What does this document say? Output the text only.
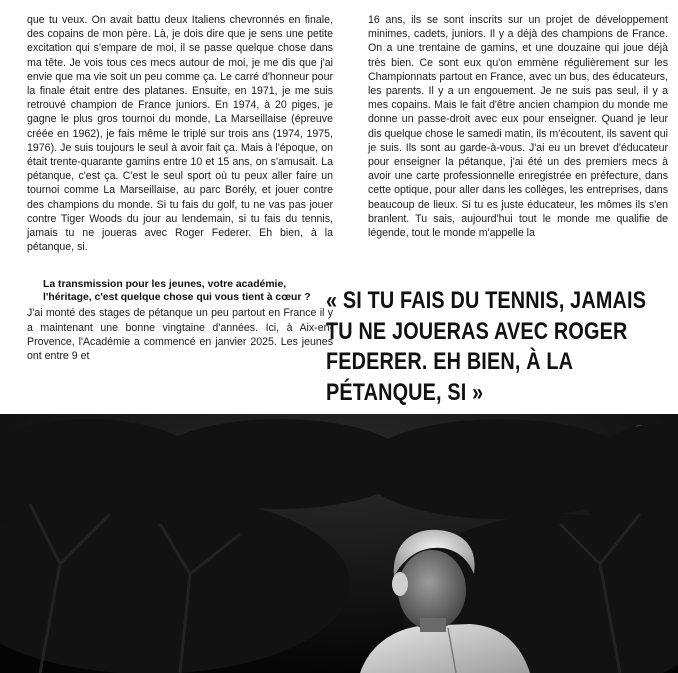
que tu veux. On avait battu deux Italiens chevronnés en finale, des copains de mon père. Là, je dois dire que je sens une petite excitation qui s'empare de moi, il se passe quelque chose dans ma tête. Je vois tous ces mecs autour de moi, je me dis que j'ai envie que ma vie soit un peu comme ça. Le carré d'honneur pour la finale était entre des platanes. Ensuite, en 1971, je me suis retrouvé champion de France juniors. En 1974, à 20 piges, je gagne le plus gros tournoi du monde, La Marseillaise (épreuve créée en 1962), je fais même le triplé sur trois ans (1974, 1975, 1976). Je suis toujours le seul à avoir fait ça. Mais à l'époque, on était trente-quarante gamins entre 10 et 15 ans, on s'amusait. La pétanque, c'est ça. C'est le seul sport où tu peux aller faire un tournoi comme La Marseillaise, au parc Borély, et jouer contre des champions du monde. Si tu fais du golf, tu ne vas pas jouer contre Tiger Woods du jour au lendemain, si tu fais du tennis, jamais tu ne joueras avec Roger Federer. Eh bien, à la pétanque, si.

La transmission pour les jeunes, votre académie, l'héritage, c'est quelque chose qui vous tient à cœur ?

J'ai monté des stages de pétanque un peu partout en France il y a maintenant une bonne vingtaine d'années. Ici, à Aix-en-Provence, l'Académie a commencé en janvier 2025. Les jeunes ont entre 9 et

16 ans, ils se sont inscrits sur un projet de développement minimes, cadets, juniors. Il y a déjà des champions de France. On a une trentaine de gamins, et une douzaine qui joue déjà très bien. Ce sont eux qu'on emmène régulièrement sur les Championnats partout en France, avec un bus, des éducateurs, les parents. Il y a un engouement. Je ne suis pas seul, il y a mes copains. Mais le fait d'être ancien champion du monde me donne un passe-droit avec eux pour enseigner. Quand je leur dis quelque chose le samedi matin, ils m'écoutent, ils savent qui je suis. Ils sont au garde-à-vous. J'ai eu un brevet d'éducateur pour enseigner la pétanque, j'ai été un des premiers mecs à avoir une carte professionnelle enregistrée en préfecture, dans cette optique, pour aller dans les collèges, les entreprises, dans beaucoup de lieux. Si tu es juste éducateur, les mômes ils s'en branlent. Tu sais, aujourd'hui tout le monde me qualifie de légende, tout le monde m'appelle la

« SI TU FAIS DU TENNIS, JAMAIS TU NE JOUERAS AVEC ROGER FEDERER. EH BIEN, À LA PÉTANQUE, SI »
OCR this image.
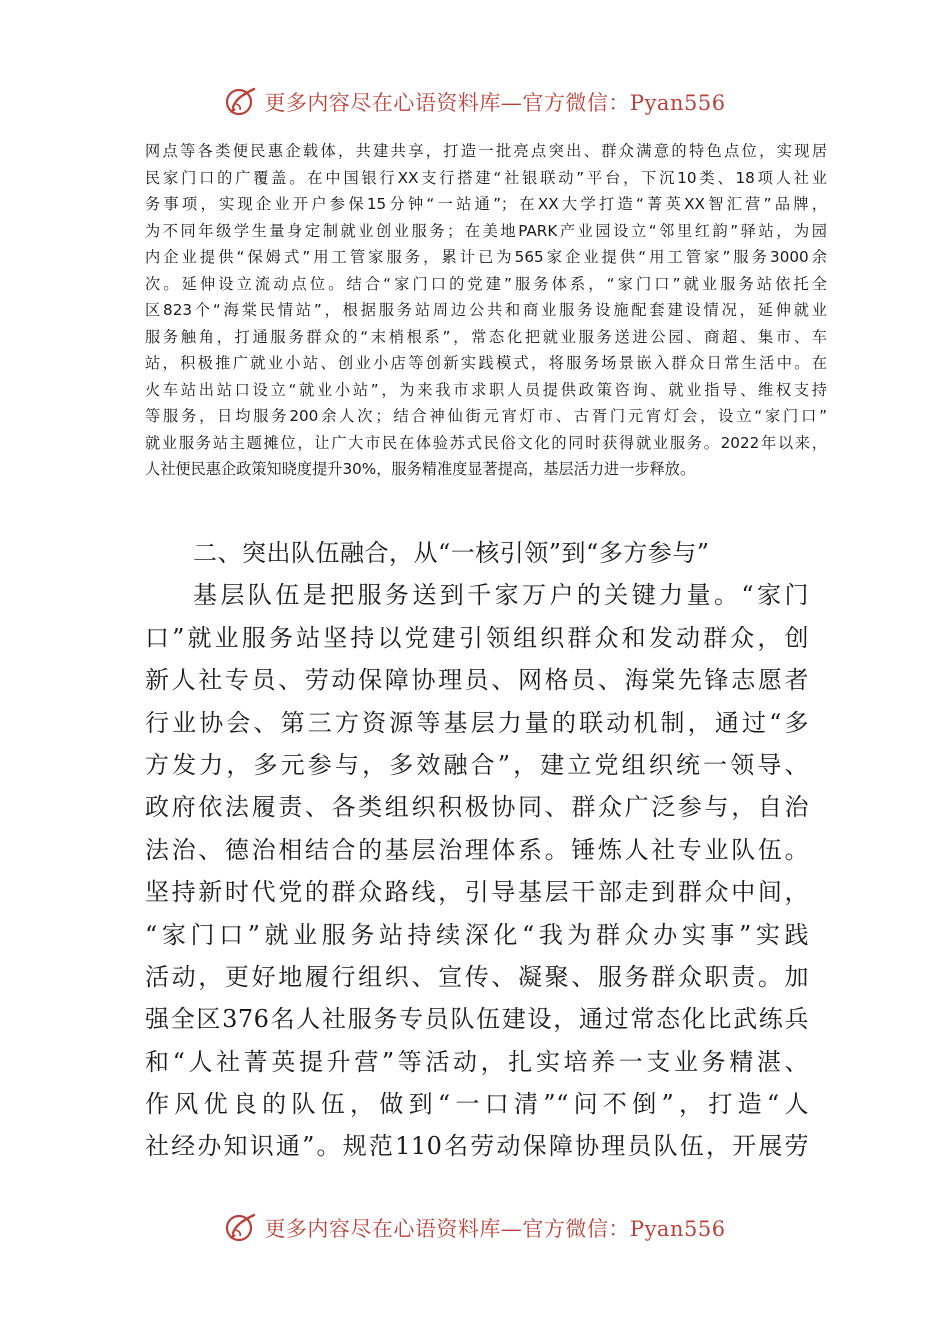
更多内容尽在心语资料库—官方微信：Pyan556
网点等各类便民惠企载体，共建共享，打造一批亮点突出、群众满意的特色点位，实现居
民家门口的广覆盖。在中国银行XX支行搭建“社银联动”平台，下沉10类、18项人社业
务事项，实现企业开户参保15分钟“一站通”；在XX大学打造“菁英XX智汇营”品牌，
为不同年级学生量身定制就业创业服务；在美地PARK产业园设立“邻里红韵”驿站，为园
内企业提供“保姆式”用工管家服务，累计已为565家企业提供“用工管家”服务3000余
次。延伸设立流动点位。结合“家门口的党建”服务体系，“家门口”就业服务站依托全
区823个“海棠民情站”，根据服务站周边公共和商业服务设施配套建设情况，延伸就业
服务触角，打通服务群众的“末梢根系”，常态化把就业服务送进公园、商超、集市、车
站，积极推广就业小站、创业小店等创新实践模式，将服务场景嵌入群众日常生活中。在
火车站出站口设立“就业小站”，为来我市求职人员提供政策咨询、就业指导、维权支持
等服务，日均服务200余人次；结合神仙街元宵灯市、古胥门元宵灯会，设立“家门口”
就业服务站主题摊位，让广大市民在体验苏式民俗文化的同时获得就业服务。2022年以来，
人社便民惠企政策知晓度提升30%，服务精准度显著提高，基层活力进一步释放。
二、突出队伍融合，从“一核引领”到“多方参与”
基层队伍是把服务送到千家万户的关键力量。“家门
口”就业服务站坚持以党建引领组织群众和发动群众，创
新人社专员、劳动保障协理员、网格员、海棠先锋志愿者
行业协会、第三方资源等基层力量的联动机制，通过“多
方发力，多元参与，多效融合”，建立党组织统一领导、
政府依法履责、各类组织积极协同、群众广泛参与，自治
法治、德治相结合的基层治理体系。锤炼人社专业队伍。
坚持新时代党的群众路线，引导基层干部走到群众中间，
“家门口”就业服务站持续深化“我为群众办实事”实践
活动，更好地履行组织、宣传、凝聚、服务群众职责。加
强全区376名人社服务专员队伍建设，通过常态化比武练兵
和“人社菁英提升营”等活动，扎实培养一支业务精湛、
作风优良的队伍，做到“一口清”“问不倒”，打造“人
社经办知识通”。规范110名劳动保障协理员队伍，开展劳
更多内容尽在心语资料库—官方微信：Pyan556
....
### What the task asks
Look through the material and copy each line that has "partout".

### Completed task
J'ai monté des stages de pétanque un peu partout en France il y a maintenant une bonne vingtaine d'années. Ici, à Aix-en-Provence, l'Académie a commencé en janvier 2025. Les jeunes ont entre 9 et
16 ans, ils se sont inscrits sur un projet de développement minimes, cadets, juniors. Il y a déjà des champions de France. On a une trentaine de gamins, et une douzaine qui joue déjà très bien. Ce sont eux qu'on emmène régulièrement sur les Championnats partout en France, avec un bus, des éducateurs, les parents. Il y a un engouement. Je ne suis pas seul, il y a mes copains. Mais le fait d'être ancien champion du monde me donne un passe-droit avec eux pour enseigner. Quand je leur dis quelque chose le samedi matin, ils m'écoutent, ils savent qui je suis. Ils sont au garde-à-vous. J'ai eu un brevet d'éducateur pour enseigner la pétanque, j'ai été un des premiers mecs à avoir une carte professionnelle enregistrée en préfecture, dans cette optique, pour aller dans les collèges, les entreprises, dans beaucoup de lieux. Si tu es juste éducateur, les mômes ils s'en branlent. Tu sais, aujourd'hui tout le monde me qualifie de légende, tout le monde m'appelle la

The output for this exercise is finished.